02/10/2016 03:06 pm ET | Updated Feb 10, 2016
FL-photography via Getty Images

Much of the impetus for enshrining the 1st Amendment within our Constitution was to protect dissidents: people who opposed popular or powerful political opinion. Alexander Hamilton, James Madison, and John Jay, our founders and authors of the Federalist Papers, were dissenters.

Nevertheless, a bill that passed the New York Senate, would effectively undercut free speech by disqualifying companies from doing business with New York for boycotting Israel on account of its numerous human rights violations. Entities that engage in their 1st Amendment right to support the Boycott, Divestment, and Sanctions (BDS) movement for Palestinian freedom and equality will be penalized.

The bill requires divestment from and prohibits business transactions, contracts, and investment with companies, contractors, subcontractors, NGOs and/or individuals that boycott an allied nation or companies of an allied nation -- Israel.

First, the bill classifies companies that boycott Israel as "non-responsive" bidders for "purchasing services and commodities." New York financing law requires that services and commodities contracts only go to responsive bidders. Consequently, in order for companies to be "responsive bidders" and keep their contracts, they must refrain from supporting BDS.

REQUIREMENT 1 »
Please extract from the passage on the New York boycott bill the part starting at "02/10/2016 03:06 pm" and ending at "will be penalized.".
REQUIREMENT 2 »
Based on the passage on the New York boycott bill, say whether each statement agrees with it, answering yes or no and quoting the deciding words.
(a) The bill passed the New York Senate.
(b) The bill applies only to companies and not to individuals.
(c) New York financing law requires that services and commodities contracts only go to responsive bidders.

MATERIAL SHOWN »
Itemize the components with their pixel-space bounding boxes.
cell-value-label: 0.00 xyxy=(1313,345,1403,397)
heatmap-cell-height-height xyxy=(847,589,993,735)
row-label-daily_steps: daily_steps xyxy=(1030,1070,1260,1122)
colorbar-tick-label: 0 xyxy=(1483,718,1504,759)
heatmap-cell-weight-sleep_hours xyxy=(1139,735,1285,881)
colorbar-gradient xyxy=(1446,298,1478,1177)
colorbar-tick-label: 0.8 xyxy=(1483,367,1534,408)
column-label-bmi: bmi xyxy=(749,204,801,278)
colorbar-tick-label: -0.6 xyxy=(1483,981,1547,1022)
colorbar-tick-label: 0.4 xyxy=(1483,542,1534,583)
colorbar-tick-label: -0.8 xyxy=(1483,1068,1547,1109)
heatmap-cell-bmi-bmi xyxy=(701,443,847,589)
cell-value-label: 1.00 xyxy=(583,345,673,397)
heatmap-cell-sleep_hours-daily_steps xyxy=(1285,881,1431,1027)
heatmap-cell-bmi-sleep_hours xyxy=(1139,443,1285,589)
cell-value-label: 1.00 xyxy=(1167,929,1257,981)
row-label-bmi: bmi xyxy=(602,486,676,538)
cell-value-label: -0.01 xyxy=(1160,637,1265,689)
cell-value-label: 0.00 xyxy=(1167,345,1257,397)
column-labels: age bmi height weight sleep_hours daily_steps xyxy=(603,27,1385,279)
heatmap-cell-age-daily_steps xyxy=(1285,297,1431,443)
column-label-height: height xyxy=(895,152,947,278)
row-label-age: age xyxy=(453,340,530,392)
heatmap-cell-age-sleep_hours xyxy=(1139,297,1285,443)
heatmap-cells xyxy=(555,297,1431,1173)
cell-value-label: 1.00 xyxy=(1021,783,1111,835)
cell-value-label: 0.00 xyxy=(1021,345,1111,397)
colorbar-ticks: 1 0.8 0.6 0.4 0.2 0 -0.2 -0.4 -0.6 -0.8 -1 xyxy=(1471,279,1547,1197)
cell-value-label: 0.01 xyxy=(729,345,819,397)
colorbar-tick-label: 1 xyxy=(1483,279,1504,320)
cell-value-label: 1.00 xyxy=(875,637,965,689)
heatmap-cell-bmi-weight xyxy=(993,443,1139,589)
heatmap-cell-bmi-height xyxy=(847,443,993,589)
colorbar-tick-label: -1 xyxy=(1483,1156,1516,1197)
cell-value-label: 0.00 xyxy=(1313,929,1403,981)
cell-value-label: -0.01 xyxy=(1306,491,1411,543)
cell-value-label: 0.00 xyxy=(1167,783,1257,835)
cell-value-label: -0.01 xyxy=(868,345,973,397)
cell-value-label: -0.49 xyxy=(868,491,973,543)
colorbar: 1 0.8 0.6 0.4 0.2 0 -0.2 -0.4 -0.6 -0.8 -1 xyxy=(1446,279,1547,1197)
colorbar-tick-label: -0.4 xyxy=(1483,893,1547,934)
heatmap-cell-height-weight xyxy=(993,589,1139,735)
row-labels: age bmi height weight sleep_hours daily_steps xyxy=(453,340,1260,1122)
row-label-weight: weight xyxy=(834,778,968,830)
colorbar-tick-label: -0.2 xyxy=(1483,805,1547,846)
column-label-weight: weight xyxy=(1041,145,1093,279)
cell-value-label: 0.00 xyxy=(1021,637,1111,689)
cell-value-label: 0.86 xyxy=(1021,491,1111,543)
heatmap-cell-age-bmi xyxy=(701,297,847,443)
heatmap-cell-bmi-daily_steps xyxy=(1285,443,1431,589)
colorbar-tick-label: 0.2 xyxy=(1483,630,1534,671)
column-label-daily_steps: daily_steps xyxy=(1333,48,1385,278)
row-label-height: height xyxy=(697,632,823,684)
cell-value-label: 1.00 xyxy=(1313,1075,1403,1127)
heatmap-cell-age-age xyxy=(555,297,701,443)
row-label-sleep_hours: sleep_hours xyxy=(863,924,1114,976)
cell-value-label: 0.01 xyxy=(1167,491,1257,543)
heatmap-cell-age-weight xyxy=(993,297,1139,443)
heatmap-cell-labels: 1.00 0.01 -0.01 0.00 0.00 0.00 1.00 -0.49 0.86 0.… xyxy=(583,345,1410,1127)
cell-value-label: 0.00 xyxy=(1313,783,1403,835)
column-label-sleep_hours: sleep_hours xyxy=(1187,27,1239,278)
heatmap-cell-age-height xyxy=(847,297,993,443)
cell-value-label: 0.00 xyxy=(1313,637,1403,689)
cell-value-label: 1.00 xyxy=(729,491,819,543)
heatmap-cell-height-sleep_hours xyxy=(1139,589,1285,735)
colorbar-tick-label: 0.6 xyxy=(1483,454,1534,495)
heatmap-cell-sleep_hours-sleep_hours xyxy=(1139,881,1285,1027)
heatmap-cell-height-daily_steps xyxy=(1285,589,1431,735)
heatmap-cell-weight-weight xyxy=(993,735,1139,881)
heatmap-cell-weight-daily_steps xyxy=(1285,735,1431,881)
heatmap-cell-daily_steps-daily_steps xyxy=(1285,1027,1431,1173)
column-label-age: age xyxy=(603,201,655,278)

WRITTEN REPLY 1 »
02/10/2016 03:06 pm ET | Updated Feb 10, 2016
FL-photography via Getty Images

Much of the impetus for enshrining the 1st Amendment within our Constitution was to protect dissidents: people who opposed popular or powerful political opinion. Alexander Hamilton, James Madison, and John Jay, our founders and authors of the Federalist Papers, were dissenters.

Nevertheless, a bill that passed the New York Senate, would effectively undercut free speech by disqualifying companies from doing business with New York for boycotting Israel on account of its numerous human rights violations. Entities that engage in their 1st Amendment right to support the Boycott, Divestment, and Sanctions (BDS) movement for Palestinian freedom and equality will be penalized.

WRITTEN REPLY 2 »
(a) Yes: "a bill that passed the New York Senate"
(b) No: "companies, contractors, subcontractors, NGOs and/or individuals that boycott an allied nation or companies of an allied nation"
(c) Yes: "New York financing law requires that services and commodities contracts only go to responsive bidders."